Problem = Copy out the records below, switching every "breadcrumb-sep" to "breadcrumb-divider" and keeping everything else the same.

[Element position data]
------------------------------------------------------------------------

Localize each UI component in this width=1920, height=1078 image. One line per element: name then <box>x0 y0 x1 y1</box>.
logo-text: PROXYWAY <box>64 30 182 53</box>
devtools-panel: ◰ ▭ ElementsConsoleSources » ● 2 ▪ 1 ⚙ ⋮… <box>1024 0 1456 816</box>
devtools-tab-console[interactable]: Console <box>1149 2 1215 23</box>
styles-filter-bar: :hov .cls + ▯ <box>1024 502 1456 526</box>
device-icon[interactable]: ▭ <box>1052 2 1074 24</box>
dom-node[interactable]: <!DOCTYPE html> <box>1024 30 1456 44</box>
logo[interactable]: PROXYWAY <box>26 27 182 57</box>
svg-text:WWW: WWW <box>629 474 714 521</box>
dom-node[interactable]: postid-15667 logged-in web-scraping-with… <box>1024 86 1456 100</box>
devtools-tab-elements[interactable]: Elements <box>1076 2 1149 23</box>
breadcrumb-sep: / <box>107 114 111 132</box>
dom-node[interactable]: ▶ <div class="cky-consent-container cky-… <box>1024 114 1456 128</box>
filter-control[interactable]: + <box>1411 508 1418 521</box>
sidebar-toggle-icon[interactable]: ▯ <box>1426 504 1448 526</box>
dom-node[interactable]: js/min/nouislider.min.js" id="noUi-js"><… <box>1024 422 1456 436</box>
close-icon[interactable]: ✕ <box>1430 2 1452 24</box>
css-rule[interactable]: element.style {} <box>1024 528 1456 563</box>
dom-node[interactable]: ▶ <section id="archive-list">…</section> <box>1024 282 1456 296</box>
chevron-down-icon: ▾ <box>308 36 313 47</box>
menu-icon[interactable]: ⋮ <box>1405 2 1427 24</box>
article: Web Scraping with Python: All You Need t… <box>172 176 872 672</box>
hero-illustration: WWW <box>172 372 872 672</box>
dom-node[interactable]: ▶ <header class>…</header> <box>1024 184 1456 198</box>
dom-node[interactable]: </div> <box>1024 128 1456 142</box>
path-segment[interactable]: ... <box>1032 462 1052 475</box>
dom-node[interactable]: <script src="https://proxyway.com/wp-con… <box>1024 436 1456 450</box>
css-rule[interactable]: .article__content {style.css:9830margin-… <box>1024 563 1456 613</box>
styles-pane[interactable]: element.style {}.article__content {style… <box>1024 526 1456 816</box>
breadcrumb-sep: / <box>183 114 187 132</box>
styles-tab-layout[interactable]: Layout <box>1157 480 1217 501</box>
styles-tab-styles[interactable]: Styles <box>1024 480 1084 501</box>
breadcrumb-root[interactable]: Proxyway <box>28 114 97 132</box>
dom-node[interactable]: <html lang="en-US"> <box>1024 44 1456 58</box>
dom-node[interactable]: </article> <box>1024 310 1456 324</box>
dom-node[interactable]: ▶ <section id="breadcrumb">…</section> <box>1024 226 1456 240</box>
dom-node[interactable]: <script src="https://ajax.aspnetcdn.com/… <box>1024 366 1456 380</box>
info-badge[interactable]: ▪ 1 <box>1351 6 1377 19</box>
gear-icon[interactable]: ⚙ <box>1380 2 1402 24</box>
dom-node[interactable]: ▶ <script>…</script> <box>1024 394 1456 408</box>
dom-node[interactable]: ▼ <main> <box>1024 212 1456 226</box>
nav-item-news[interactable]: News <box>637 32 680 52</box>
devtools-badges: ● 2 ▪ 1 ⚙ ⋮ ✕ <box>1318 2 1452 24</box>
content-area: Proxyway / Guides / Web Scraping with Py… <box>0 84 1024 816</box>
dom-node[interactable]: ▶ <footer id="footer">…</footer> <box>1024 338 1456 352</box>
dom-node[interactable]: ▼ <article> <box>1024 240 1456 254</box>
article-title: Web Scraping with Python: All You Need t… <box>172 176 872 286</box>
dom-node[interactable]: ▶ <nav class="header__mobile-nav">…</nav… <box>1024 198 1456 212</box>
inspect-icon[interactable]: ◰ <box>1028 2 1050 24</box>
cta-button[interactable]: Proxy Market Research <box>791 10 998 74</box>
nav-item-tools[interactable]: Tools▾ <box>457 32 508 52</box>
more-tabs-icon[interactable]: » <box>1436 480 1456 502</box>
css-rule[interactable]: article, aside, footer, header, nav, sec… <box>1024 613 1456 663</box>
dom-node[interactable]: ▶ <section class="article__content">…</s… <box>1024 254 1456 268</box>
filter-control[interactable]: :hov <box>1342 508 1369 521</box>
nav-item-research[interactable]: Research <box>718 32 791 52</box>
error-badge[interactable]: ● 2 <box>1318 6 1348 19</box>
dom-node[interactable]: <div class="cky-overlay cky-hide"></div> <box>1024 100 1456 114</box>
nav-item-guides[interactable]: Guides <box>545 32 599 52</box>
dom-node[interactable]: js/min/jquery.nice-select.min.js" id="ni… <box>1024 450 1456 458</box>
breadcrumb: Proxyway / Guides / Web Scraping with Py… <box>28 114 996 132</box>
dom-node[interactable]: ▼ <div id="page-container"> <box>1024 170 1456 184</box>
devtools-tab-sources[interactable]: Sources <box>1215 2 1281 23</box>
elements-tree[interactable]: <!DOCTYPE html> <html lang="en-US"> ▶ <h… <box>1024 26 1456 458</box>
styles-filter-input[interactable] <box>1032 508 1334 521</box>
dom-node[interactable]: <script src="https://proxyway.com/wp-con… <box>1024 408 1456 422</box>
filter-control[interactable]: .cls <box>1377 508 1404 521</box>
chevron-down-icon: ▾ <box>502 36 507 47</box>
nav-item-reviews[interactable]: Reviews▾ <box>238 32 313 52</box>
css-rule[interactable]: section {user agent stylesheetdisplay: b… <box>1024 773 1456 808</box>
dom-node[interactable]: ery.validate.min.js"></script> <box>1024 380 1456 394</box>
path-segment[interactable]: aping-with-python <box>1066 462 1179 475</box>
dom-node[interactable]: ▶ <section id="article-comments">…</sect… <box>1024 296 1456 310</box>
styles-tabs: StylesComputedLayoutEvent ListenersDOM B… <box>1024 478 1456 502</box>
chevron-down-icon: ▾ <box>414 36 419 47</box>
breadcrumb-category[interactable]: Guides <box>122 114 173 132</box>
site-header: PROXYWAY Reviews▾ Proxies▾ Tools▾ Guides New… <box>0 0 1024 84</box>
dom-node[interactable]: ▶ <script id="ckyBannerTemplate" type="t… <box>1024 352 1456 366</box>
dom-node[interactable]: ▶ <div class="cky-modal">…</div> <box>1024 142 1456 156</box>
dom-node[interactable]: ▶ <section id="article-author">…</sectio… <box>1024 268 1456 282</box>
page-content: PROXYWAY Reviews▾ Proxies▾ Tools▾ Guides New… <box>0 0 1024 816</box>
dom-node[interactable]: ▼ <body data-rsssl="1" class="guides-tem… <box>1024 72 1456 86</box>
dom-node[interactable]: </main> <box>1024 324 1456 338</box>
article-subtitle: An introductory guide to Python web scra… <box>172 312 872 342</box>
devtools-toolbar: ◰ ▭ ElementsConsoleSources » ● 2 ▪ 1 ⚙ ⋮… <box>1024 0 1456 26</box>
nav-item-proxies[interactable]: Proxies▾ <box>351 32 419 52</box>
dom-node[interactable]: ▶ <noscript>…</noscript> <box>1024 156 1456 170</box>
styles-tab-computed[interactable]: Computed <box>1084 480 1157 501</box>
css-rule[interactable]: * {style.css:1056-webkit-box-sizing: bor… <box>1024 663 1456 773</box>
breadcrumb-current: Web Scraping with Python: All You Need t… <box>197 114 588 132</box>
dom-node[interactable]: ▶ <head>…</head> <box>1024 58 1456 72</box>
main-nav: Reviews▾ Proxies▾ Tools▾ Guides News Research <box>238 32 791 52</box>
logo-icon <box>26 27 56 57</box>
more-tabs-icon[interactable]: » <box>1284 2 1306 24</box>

------------------------------------------------------------------------

Task solution =
Localize each UI component in this width=1920, height=1078 image. One line per element: name then <box>x0 y0 x1 y1</box>.
logo-text: PROXYWAY <box>64 30 182 53</box>
devtools-panel: ◰ ▭ ElementsConsoleSources » ● 2 ▪ 1 ⚙ ⋮… <box>1024 0 1456 816</box>
devtools-tab-console[interactable]: Console <box>1149 2 1215 23</box>
styles-filter-bar: :hov .cls + ▯ <box>1024 502 1456 526</box>
device-icon[interactable]: ▭ <box>1052 2 1074 24</box>
dom-node[interactable]: <!DOCTYPE html> <box>1024 30 1456 44</box>
logo[interactable]: PROXYWAY <box>26 27 182 57</box>
svg-text:WWW: WWW <box>629 474 714 521</box>
dom-node[interactable]: postid-15667 logged-in web-scraping-with… <box>1024 86 1456 100</box>
devtools-tab-elements[interactable]: Elements <box>1076 2 1149 23</box>
breadcrumb-divider: / <box>107 114 111 132</box>
dom-node[interactable]: ▶ <div class="cky-consent-container cky-… <box>1024 114 1456 128</box>
filter-control[interactable]: + <box>1411 508 1418 521</box>
sidebar-toggle-icon[interactable]: ▯ <box>1426 504 1448 526</box>
dom-node[interactable]: js/min/nouislider.min.js" id="noUi-js"><… <box>1024 422 1456 436</box>
close-icon[interactable]: ✕ <box>1430 2 1452 24</box>
css-rule[interactable]: element.style {} <box>1024 528 1456 563</box>
dom-node[interactable]: ▶ <section id="archive-list">…</section> <box>1024 282 1456 296</box>
chevron-down-icon: ▾ <box>308 36 313 47</box>
menu-icon[interactable]: ⋮ <box>1405 2 1427 24</box>
article: Web Scraping with Python: All You Need t… <box>172 176 872 672</box>
hero-illustration: WWW <box>172 372 872 672</box>
dom-node[interactable]: ▶ <header class>…</header> <box>1024 184 1456 198</box>
dom-node[interactable]: </div> <box>1024 128 1456 142</box>
path-segment[interactable]: ... <box>1032 462 1052 475</box>
dom-node[interactable]: <script src="https://proxyway.com/wp-con… <box>1024 436 1456 450</box>
css-rule[interactable]: .article__content {style.css:9830margin-… <box>1024 563 1456 613</box>
styles-pane[interactable]: element.style {}.article__content {style… <box>1024 526 1456 816</box>
breadcrumb-divider: / <box>183 114 187 132</box>
styles-tab-layout[interactable]: Layout <box>1157 480 1217 501</box>
styles-tab-styles[interactable]: Styles <box>1024 480 1084 501</box>
breadcrumb-root[interactable]: Proxyway <box>28 114 97 132</box>
dom-node[interactable]: <html lang="en-US"> <box>1024 44 1456 58</box>
dom-node[interactable]: </article> <box>1024 310 1456 324</box>
dom-node[interactable]: ▶ <section id="breadcrumb">…</section> <box>1024 226 1456 240</box>
dom-node[interactable]: <script src="https://ajax.aspnetcdn.com/… <box>1024 366 1456 380</box>
info-badge[interactable]: ▪ 1 <box>1351 6 1377 19</box>
gear-icon[interactable]: ⚙ <box>1380 2 1402 24</box>
dom-node[interactable]: ▶ <script>…</script> <box>1024 394 1456 408</box>
dom-node[interactable]: ▼ <main> <box>1024 212 1456 226</box>
nav-item-news[interactable]: News <box>637 32 680 52</box>
devtools-badges: ● 2 ▪ 1 ⚙ ⋮ ✕ <box>1318 2 1452 24</box>
content-area: Proxyway / Guides / Web Scraping with Py… <box>0 84 1024 816</box>
dom-node[interactable]: ▶ <footer id="footer">…</footer> <box>1024 338 1456 352</box>
dom-node[interactable]: ▼ <article> <box>1024 240 1456 254</box>
article-title: Web Scraping with Python: All You Need t… <box>172 176 872 286</box>
dom-node[interactable]: ▶ <nav class="header__mobile-nav">…</nav… <box>1024 198 1456 212</box>
inspect-icon[interactable]: ◰ <box>1028 2 1050 24</box>
cta-button[interactable]: Proxy Market Research <box>791 10 998 74</box>
nav-item-tools[interactable]: Tools▾ <box>457 32 508 52</box>
more-tabs-icon[interactable]: » <box>1436 480 1456 502</box>
css-rule[interactable]: article, aside, footer, header, nav, sec… <box>1024 613 1456 663</box>
dom-node[interactable]: ▶ <section class="article__content">…</s… <box>1024 254 1456 268</box>
filter-control[interactable]: :hov <box>1342 508 1369 521</box>
nav-item-research[interactable]: Research <box>718 32 791 52</box>
error-badge[interactable]: ● 2 <box>1318 6 1348 19</box>
dom-node[interactable]: <div class="cky-overlay cky-hide"></div> <box>1024 100 1456 114</box>
nav-item-guides[interactable]: Guides <box>545 32 599 52</box>
dom-node[interactable]: js/min/jquery.nice-select.min.js" id="ni… <box>1024 450 1456 458</box>
breadcrumb: Proxyway / Guides / Web Scraping with Py… <box>28 114 996 132</box>
dom-node[interactable]: ▼ <div id="page-container"> <box>1024 170 1456 184</box>
devtools-tab-sources[interactable]: Sources <box>1215 2 1281 23</box>
elements-tree[interactable]: <!DOCTYPE html> <html lang="en-US"> ▶ <h… <box>1024 26 1456 458</box>
styles-filter-input[interactable] <box>1032 508 1334 521</box>
dom-node[interactable]: <script src="https://proxyway.com/wp-con… <box>1024 408 1456 422</box>
filter-control[interactable]: .cls <box>1377 508 1404 521</box>
chevron-down-icon: ▾ <box>502 36 507 47</box>
nav-item-reviews[interactable]: Reviews▾ <box>238 32 313 52</box>
css-rule[interactable]: section {user agent stylesheetdisplay: b… <box>1024 773 1456 808</box>
dom-node[interactable]: ery.validate.min.js"></script> <box>1024 380 1456 394</box>
path-segment[interactable]: aping-with-python <box>1066 462 1179 475</box>
dom-node[interactable]: ▶ <section id="article-comments">…</sect… <box>1024 296 1456 310</box>
styles-tabs: StylesComputedLayoutEvent ListenersDOM B… <box>1024 478 1456 502</box>
chevron-down-icon: ▾ <box>414 36 419 47</box>
breadcrumb-category[interactable]: Guides <box>122 114 173 132</box>
site-header: PROXYWAY Reviews▾ Proxies▾ Tools▾ Guides New… <box>0 0 1024 84</box>
dom-node[interactable]: ▶ <script id="ckyBannerTemplate" type="t… <box>1024 352 1456 366</box>
dom-node[interactable]: ▶ <div class="cky-modal">…</div> <box>1024 142 1456 156</box>
dom-node[interactable]: ▶ <section id="article-author">…</sectio… <box>1024 268 1456 282</box>
page-content: PROXYWAY Reviews▾ Proxies▾ Tools▾ Guides New… <box>0 0 1024 816</box>
dom-node[interactable]: ▼ <body data-rsssl="1" class="guides-tem… <box>1024 72 1456 86</box>
dom-node[interactable]: </main> <box>1024 324 1456 338</box>
article-subtitle: An introductory guide to Python web scra… <box>172 312 872 342</box>
devtools-toolbar: ◰ ▭ ElementsConsoleSources » ● 2 ▪ 1 ⚙ ⋮… <box>1024 0 1456 26</box>
nav-item-proxies[interactable]: Proxies▾ <box>351 32 419 52</box>
dom-node[interactable]: ▶ <noscript>…</noscript> <box>1024 156 1456 170</box>
styles-tab-computed[interactable]: Computed <box>1084 480 1157 501</box>
css-rule[interactable]: * {style.css:1056-webkit-box-sizing: bor… <box>1024 663 1456 773</box>
breadcrumb-current: Web Scraping with Python: All You Need t… <box>197 114 588 132</box>
dom-node[interactable]: ▶ <head>…</head> <box>1024 58 1456 72</box>
main-nav: Reviews▾ Proxies▾ Tools▾ Guides News Research <box>238 32 791 52</box>
logo-icon <box>26 27 56 57</box>
more-tabs-icon[interactable]: » <box>1284 2 1306 24</box>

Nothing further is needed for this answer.